(Saved data entries)
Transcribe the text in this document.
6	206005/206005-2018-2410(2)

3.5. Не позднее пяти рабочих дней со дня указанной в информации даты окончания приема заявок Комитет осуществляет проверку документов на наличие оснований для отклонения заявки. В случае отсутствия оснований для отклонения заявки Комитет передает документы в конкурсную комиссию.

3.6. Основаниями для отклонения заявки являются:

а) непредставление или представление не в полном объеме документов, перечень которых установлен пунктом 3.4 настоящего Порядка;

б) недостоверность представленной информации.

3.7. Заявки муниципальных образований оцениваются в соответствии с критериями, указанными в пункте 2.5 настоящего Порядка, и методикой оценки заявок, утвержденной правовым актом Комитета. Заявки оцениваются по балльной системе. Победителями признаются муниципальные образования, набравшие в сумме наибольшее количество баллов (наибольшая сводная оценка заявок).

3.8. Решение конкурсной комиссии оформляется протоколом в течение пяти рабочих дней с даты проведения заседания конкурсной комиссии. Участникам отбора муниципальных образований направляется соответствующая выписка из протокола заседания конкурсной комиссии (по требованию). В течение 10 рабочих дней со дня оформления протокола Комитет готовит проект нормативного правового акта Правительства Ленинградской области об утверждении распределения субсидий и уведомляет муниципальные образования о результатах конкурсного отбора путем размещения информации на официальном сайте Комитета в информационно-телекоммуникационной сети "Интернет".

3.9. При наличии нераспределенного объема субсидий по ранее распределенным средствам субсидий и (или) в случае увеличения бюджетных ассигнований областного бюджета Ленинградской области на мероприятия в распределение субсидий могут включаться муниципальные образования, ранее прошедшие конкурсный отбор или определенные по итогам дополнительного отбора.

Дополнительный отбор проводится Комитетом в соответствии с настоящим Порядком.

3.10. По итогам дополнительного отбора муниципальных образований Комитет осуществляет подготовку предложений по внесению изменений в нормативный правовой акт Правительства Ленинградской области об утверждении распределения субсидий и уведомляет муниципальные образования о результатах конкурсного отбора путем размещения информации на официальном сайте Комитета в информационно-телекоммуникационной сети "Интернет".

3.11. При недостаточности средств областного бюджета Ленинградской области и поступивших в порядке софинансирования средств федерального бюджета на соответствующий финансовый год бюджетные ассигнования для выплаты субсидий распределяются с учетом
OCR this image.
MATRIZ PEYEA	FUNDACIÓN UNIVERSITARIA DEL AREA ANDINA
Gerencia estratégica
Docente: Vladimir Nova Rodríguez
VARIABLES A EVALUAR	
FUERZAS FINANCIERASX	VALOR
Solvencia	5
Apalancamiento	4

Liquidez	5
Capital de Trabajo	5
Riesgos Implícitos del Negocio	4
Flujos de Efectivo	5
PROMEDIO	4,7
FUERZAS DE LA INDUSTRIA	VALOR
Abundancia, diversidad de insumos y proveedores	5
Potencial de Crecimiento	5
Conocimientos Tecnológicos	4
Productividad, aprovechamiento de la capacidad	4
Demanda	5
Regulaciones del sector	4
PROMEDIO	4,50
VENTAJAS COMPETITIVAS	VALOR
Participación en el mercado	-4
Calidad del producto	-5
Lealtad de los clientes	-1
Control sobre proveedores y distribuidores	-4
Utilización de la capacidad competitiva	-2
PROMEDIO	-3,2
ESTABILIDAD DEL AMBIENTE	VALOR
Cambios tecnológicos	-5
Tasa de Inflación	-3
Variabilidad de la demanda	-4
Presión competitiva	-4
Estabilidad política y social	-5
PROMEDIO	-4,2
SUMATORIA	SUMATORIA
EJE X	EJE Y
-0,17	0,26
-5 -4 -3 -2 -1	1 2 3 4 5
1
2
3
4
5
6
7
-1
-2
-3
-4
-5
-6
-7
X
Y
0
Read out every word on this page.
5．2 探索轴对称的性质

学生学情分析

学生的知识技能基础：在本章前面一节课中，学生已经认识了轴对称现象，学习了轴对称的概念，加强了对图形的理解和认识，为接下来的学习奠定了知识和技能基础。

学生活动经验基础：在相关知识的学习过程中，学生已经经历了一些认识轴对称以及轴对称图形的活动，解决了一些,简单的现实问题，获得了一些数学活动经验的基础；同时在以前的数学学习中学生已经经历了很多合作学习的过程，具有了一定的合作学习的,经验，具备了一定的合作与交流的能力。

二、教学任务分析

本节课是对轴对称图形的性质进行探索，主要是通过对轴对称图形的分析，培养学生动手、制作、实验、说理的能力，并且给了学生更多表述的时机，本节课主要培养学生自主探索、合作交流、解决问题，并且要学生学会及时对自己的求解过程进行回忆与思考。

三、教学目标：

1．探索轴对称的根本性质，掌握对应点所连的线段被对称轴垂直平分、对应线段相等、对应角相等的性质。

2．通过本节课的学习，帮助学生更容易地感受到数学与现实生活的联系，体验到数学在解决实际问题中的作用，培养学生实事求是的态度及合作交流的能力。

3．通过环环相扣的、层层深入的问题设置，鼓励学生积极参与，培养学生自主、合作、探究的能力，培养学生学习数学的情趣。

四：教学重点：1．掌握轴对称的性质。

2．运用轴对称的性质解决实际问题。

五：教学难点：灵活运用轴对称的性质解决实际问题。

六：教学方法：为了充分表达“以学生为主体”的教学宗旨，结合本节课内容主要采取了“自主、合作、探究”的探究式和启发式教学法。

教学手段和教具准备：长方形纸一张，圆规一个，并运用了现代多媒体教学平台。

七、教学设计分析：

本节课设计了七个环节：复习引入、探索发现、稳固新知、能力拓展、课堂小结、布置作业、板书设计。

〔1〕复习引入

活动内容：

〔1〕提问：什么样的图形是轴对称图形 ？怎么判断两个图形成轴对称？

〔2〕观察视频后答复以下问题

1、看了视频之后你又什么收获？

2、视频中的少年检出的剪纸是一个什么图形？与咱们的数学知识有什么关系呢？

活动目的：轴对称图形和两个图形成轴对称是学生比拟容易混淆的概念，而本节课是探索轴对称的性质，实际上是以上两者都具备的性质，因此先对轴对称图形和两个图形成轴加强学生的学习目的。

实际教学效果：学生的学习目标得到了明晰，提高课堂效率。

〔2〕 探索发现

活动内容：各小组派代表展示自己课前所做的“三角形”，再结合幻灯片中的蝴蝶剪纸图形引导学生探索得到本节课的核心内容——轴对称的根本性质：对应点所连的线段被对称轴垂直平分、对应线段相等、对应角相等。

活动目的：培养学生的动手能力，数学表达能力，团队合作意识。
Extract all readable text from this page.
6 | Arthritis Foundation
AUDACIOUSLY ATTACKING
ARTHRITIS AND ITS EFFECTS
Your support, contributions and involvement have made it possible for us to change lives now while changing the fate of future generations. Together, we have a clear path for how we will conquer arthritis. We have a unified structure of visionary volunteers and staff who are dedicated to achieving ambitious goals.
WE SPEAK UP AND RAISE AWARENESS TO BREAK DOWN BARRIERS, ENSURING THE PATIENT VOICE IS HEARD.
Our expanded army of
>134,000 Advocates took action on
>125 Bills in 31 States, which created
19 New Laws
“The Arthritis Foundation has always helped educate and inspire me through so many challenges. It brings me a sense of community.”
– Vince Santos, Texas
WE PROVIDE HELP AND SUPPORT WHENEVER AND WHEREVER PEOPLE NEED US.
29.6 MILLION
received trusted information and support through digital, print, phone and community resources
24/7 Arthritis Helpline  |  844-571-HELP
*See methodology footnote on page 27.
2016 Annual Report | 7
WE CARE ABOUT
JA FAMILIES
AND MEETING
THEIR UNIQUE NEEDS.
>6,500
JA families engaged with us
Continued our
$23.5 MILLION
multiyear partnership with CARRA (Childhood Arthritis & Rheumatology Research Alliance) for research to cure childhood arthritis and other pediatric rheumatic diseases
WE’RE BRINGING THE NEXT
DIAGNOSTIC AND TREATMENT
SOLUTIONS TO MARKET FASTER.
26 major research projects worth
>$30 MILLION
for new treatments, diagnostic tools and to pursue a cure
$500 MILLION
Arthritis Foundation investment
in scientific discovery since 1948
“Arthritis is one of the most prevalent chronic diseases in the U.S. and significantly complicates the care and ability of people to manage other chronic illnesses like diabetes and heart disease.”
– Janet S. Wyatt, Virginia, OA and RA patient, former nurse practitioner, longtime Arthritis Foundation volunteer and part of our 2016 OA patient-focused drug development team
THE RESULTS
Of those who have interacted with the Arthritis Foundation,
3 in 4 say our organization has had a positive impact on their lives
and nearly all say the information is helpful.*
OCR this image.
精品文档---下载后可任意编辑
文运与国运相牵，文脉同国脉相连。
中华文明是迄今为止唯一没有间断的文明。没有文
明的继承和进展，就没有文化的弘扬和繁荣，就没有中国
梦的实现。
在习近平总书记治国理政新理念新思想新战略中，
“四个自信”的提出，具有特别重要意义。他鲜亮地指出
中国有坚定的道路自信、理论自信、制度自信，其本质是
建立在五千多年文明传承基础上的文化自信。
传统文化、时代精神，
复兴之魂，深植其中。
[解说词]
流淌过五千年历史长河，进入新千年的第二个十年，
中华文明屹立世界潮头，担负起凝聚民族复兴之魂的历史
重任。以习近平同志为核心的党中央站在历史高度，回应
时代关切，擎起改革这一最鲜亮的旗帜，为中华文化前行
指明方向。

--- What you will do ---
Using the material above, copy every line in which the string "FUERZAS" occurs.

--- Solution below ---
FUERZAS FINANCIERASX	VALOR
FUERZAS DE LA INDUSTRIA	VALOR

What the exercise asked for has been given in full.